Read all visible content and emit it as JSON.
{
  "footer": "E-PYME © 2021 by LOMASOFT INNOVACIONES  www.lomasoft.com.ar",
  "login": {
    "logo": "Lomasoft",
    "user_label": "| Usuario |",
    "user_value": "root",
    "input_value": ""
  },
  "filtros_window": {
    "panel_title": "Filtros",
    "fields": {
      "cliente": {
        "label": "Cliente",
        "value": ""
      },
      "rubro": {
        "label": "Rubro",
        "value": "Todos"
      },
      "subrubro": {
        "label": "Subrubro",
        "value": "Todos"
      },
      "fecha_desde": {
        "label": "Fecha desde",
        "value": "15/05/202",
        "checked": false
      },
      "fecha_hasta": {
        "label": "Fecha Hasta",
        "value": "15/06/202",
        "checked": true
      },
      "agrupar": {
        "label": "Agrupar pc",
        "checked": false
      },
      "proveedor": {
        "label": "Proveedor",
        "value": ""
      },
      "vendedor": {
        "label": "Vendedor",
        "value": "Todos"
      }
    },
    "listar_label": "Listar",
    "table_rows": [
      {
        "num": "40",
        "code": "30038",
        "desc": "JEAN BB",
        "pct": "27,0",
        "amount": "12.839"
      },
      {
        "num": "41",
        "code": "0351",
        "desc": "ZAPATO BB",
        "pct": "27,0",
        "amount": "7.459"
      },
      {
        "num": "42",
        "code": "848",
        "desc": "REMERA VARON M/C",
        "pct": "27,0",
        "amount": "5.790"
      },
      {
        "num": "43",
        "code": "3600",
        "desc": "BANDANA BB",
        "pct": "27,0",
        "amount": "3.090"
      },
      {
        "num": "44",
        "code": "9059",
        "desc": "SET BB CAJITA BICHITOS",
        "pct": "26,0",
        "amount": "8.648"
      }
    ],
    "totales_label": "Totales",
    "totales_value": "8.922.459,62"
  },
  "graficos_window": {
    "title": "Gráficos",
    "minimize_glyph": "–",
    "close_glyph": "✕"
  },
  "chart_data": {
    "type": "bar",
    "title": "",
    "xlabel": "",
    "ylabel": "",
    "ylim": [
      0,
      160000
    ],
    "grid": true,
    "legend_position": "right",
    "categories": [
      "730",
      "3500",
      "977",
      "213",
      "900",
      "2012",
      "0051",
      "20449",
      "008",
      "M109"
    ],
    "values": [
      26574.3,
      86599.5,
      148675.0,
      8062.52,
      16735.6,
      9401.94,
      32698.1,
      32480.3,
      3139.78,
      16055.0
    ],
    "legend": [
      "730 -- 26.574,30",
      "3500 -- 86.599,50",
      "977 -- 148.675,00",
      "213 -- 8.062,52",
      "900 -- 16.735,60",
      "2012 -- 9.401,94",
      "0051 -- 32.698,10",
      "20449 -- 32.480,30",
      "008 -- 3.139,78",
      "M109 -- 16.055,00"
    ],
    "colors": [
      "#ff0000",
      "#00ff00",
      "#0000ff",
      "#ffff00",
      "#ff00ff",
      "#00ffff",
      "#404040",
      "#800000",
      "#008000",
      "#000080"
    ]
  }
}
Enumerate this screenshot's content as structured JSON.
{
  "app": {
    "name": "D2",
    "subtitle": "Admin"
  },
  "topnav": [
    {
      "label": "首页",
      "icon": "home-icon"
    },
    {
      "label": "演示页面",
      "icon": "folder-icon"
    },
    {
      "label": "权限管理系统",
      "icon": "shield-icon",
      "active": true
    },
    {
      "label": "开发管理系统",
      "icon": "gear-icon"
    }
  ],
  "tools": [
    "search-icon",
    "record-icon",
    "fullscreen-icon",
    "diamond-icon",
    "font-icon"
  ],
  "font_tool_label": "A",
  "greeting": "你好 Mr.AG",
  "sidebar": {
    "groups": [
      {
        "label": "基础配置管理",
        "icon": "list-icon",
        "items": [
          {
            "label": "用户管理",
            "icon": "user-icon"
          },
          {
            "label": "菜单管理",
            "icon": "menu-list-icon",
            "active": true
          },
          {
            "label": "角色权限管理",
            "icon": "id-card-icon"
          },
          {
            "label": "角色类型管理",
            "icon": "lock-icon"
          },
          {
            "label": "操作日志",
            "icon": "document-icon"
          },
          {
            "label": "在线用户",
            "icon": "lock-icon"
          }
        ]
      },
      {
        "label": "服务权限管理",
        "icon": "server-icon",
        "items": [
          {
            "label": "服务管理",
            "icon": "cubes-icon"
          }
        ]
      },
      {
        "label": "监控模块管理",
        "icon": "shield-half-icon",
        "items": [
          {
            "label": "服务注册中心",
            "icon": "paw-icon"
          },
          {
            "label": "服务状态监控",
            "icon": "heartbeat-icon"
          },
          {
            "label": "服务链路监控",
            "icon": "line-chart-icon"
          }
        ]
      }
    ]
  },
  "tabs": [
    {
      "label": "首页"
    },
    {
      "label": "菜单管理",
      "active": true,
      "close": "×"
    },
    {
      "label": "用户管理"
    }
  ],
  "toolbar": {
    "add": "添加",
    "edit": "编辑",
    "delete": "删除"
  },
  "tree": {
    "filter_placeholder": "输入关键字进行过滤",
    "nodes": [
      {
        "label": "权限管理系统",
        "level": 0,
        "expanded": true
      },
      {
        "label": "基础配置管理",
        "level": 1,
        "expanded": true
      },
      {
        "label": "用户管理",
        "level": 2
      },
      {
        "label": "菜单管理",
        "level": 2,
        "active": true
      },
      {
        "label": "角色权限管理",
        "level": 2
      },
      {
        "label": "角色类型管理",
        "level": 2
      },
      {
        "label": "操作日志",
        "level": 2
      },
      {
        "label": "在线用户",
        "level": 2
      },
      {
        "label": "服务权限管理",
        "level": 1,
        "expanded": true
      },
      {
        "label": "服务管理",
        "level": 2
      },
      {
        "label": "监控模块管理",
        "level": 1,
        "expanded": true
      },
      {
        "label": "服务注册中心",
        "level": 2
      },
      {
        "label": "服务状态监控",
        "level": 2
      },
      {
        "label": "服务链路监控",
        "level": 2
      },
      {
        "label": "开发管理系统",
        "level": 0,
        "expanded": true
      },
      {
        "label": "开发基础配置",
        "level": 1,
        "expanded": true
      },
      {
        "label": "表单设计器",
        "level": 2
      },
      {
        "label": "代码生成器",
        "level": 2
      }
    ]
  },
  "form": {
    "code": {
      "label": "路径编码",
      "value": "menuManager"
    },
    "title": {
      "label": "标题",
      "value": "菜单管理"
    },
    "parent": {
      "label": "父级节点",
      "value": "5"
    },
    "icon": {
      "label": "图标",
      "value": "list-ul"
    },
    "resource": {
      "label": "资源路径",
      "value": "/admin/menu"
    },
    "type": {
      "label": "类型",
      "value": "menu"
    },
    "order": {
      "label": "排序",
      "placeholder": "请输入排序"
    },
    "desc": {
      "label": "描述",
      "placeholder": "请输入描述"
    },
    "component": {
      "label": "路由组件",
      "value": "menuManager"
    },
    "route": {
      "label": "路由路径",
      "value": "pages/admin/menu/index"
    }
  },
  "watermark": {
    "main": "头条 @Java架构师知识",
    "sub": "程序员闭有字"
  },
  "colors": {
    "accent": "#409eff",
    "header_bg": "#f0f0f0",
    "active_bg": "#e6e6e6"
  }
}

EXERCISE TASK:
Type out the entries again, word for word.

TASK RESPONSE:
Read all visible content and emit it as JSON.
{
  "footer": "E-PYME © 2021 by LOMASOFT INNOVACIONES  www.lomasoft.com.ar",
  "login": {
    "logo": "Lomasoft",
    "user_label": "| Usuario |",
    "user_value": "root",
    "input_value": ""
  },
  "filtros_window": {
    "panel_title": "Filtros",
    "fields": {
      "cliente": {
        "label": "Cliente",
        "value": ""
      },
      "rubro": {
        "label": "Rubro",
        "value": "Todos"
      },
      "subrubro": {
        "label": "Subrubro",
        "value": "Todos"
      },
      "fecha_desde": {
        "label": "Fecha desde",
        "value": "15/05/202",
        "checked": false
      },
      "fecha_hasta": {
        "label": "Fecha Hasta",
        "value": "15/06/202",
        "checked": true
      },
      "agrupar": {
        "label": "Agrupar pc",
        "checked": false
      },
      "proveedor": {
        "label": "Proveedor",
        "value": ""
      },
      "vendedor": {
        "label": "Vendedor",
        "value": "Todos"
      }
    },
    "listar_label": "Listar",
    "table_rows": [
      {
        "num": "40",
        "code": "30038",
        "desc": "JEAN BB",
        "pct": "27,0",
        "amount": "12.839"
      },
      {
        "num": "41",
        "code": "0351",
        "desc": "ZAPATO BB",
        "pct": "27,0",
        "amount": "7.459"
      },
      {
        "num": "42",
        "code": "848",
        "desc": "REMERA VARON M/C",
        "pct": "27,0",
        "amount": "5.790"
      },
      {
        "num": "43",
        "code": "3600",
        "desc": "BANDANA BB",
        "pct": "27,0",
        "amount": "3.090"
      },
      {
        "num": "44",
        "code": "9059",
        "desc": "SET BB CAJITA BICHITOS",
        "pct": "26,0",
        "amount": "8.648"
      }
    ],
    "totales_label": "Totales",
    "totales_value": "8.922.459,62"
  },
  "graficos_window": {
    "title": "Gráficos",
    "minimize_glyph": "–",
    "close_glyph": "✕"
  },
  "chart_data": {
    "type": "bar",
    "title": "",
    "xlabel": "",
    "ylabel": "",
    "ylim": [
      0,
      160000
    ],
    "grid": true,
    "legend_position": "right",
    "categories": [
      "730",
      "3500",
      "977",
      "213",
      "900",
      "2012",
      "0051",
      "20449",
      "008",
      "M109"
    ],
    "values": [
      26574.3,
      86599.5,
      148675.0,
      8062.52,
      16735.6,
      9401.94,
      32698.1,
      32480.3,
      3139.78,
      16055.0
    ],
    "legend": [
      "730 -- 26.574,30",
      "3500 -- 86.599,50",
      "977 -- 148.675,00",
      "213 -- 8.062,52",
      "900 -- 16.735,60",
      "2012 -- 9.401,94",
      "0051 -- 32.698,10",
      "20449 -- 32.480,30",
      "008 -- 3.139,78",
      "M109 -- 16.055,00"
    ],
    "colors": [
      "#ff0000",
      "#00ff00",
      "#0000ff",
      "#ffff00",
      "#ff00ff",
      "#00ffff",
      "#404040",
      "#800000",
      "#008000",
      "#000080"
    ]
  }
}
Enumerate this screenshot's content as structured JSON.
{
  "app": {
    "name": "D2",
    "subtitle": "Admin"
  },
  "topnav": [
    {
      "label": "首页",
      "icon": "home-icon"
    },
    {
      "label": "演示页面",
      "icon": "folder-icon"
    },
    {
      "label": "权限管理系统",
      "icon": "shield-icon",
      "active": true
    },
    {
      "label": "开发管理系统",
      "icon": "gear-icon"
    }
  ],
  "tools": [
    "search-icon",
    "record-icon",
    "fullscreen-icon",
    "diamond-icon",
    "font-icon"
  ],
  "font_tool_label": "A",
  "greeting": "你好 Mr.AG",
  "sidebar": {
    "groups": [
      {
        "label": "基础配置管理",
        "icon": "list-icon",
        "items": [
          {
            "label": "用户管理",
            "icon": "user-icon"
          },
          {
            "label": "菜单管理",
            "icon": "menu-list-icon",
            "active": true
          },
          {
            "label": "角色权限管理",
            "icon": "id-card-icon"
          },
          {
            "label": "角色类型管理",
            "icon": "lock-icon"
          },
          {
            "label": "操作日志",
            "icon": "document-icon"
          },
          {
            "label": "在线用户",
            "icon": "lock-icon"
          }
        ]
      },
      {
        "label": "服务权限管理",
        "icon": "server-icon",
        "items": [
          {
            "label": "服务管理",
            "icon": "cubes-icon"
          }
        ]
      },
      {
        "label": "监控模块管理",
        "icon": "shield-half-icon",
        "items": [
          {
            "label": "服务注册中心",
            "icon": "paw-icon"
          },
          {
            "label": "服务状态监控",
            "icon": "heartbeat-icon"
          },
          {
            "label": "服务链路监控",
            "icon": "line-chart-icon"
          }
        ]
      }
    ]
  },
  "tabs": [
    {
      "label": "首页"
    },
    {
      "label": "菜单管理",
      "active": true,
      "close": "×"
    },
    {
      "label": "用户管理"
    }
  ],
  "toolbar": {
    "add": "添加",
    "edit": "编辑",
    "delete": "删除"
  },
  "tree": {
    "filter_placeholder": "输入关键字进行过滤",
    "nodes": [
      {
        "label": "权限管理系统",
        "level": 0,
        "expanded": true
      },
      {
        "label": "基础配置管理",
        "level": 1,
        "expanded": true
      },
      {
        "label": "用户管理",
        "level": 2
      },
      {
        "label": "菜单管理",
        "level": 2,
        "active": true
      },
      {
        "label": "角色权限管理",
        "level": 2
      },
      {
        "label": "角色类型管理",
        "level": 2
      },
      {
        "label": "操作日志",
        "level": 2
      },
      {
        "label": "在线用户",
        "level": 2
      },
      {
        "label": "服务权限管理",
        "level": 1,
        "expanded": true
      },
      {
        "label": "服务管理",
        "level": 2
      },
      {
        "label": "监控模块管理",
        "level": 1,
        "expanded": true
      },
      {
        "label": "服务注册中心",
        "level": 2
      },
      {
        "label": "服务状态监控",
        "level": 2
      },
      {
        "label": "服务链路监控",
        "level": 2
      },
      {
        "label": "开发管理系统",
        "level": 0,
        "expanded": true
      },
      {
        "label": "开发基础配置",
        "level": 1,
        "expanded": true
      },
      {
        "label": "表单设计器",
        "level": 2
      },
      {
        "label": "代码生成器",
        "level": 2
      }
    ]
  },
  "form": {
    "code": {
      "label": "路径编码",
      "value": "menuManager"
    },
    "title": {
      "label": "标题",
      "value": "菜单管理"
    },
    "parent": {
      "label": "父级节点",
      "value": "5"
    },
    "icon": {
      "label": "图标",
      "value": "list-ul"
    },
    "resource": {
      "label": "资源路径",
      "value": "/admin/menu"
    },
    "type": {
      "label": "类型",
      "value": "menu"
    },
    "order": {
      "label": "排序",
      "placeholder": "请输入排序"
    },
    "desc": {
      "label": "描述",
      "placeholder": "请输入描述"
    },
    "component": {
      "label": "路由组件",
      "value": "menuManager"
    },
    "route": {
      "label": "路由路径",
      "value": "pages/admin/menu/index"
    }
  },
  "watermark": {
    "main": "头条 @Java架构师知识",
    "sub": "程序员闭有字"
  },
  "colors": {
    "accent": "#409eff",
    "header_bg": "#f0f0f0",
    "active_bg": "#e6e6e6"
  }
}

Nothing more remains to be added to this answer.